Goal: Write out every line below that includes the word "Year".

━━━━━━━━━━━━━━━━━━━━

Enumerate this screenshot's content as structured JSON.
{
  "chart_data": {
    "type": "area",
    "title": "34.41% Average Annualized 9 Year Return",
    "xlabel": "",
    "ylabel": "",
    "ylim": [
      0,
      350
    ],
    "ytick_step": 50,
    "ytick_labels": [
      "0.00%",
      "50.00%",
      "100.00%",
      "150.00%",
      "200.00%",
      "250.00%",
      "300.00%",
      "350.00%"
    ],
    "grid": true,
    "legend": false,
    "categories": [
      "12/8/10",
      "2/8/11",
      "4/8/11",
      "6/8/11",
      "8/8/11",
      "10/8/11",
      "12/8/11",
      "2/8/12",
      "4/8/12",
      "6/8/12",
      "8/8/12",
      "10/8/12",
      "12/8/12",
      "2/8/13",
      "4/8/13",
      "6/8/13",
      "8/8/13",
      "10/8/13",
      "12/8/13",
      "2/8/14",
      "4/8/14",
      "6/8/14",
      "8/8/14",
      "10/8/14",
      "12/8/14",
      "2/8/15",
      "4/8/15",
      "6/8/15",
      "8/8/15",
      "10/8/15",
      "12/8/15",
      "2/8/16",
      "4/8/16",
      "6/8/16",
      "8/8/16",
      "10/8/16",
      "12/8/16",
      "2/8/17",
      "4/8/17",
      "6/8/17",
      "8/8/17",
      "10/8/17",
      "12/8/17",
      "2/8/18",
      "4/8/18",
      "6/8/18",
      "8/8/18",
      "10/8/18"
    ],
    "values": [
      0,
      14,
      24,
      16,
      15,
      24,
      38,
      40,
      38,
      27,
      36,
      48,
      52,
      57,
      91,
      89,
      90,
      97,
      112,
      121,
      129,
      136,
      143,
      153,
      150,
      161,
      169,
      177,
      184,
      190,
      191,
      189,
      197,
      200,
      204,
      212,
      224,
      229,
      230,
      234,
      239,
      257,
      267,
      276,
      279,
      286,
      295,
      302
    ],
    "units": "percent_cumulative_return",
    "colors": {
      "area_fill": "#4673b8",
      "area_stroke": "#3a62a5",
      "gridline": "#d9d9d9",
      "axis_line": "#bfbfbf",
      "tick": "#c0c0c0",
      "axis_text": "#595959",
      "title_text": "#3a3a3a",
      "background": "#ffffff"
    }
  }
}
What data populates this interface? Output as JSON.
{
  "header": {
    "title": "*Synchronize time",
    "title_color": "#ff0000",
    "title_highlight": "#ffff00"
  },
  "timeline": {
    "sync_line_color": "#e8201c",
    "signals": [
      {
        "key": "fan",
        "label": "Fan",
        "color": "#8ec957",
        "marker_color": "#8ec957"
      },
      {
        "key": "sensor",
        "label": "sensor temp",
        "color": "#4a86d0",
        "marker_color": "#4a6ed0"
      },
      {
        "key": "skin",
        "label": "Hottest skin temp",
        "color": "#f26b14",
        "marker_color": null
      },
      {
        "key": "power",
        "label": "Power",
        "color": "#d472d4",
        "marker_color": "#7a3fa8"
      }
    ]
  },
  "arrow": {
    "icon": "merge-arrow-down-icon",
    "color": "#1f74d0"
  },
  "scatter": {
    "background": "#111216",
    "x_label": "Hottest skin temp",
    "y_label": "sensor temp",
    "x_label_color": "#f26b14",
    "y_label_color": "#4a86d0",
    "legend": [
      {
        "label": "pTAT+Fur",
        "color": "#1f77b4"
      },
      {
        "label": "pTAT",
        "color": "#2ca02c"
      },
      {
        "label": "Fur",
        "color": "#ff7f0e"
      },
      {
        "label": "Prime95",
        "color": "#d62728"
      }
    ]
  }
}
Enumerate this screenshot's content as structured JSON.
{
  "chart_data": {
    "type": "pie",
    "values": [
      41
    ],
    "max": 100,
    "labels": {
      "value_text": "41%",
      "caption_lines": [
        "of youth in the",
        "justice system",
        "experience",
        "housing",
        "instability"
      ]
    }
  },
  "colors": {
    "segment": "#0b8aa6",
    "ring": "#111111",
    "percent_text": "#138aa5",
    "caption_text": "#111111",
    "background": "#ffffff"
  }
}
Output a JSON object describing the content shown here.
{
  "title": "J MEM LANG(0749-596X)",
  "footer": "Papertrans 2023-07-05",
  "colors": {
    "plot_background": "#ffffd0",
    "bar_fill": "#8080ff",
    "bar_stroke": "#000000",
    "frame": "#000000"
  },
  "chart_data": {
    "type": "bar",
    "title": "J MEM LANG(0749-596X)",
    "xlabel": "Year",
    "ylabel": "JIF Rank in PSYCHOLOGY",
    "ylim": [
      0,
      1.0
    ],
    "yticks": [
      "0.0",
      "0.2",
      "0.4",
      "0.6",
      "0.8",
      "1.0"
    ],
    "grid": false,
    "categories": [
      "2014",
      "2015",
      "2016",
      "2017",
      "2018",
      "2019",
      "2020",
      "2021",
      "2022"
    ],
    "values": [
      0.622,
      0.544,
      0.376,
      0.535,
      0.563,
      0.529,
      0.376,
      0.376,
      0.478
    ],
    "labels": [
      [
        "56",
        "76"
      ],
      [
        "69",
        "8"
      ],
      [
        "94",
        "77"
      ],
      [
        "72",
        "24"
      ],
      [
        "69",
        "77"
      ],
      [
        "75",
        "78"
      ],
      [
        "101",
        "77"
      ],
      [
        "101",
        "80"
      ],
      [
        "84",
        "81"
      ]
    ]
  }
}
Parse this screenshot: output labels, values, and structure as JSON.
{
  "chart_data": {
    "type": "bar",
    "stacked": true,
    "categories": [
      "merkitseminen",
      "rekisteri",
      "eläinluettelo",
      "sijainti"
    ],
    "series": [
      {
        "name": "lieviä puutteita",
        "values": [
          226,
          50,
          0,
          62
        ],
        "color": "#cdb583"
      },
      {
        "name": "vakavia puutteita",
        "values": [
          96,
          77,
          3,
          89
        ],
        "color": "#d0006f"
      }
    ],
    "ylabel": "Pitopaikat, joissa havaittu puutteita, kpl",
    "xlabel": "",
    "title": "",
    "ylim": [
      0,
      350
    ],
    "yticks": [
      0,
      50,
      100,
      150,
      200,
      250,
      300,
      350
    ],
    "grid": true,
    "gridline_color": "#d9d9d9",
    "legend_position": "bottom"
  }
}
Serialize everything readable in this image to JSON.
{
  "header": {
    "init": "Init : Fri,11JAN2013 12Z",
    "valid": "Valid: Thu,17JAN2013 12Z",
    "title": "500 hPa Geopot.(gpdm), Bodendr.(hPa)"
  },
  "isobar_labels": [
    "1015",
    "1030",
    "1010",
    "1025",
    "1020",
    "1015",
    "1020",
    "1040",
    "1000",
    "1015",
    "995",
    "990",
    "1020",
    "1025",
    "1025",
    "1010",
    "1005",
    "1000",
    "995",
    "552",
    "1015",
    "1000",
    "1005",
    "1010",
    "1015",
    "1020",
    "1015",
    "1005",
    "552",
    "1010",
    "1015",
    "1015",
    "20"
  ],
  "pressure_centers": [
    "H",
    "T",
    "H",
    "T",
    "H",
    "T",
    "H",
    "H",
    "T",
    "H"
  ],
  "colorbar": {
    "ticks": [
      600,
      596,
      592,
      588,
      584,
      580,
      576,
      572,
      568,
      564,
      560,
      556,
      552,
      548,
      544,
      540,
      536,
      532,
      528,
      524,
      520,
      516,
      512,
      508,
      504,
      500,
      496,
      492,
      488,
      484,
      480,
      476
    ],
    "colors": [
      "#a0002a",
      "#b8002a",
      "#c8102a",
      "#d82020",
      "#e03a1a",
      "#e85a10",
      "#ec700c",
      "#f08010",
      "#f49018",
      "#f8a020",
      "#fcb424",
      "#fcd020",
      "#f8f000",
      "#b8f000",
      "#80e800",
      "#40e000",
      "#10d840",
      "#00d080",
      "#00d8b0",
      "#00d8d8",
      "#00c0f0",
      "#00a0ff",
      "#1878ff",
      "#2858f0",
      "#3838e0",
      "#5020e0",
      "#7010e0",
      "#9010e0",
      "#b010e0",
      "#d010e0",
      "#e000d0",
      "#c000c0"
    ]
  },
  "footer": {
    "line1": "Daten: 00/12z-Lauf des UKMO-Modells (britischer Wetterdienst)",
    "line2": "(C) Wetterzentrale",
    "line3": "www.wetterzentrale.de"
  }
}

━━━━━━━━━━━━━━━━━━━━

Output:
    "title": "34.41% Average Annualized 9 Year Return",
    "xlabel": "Year",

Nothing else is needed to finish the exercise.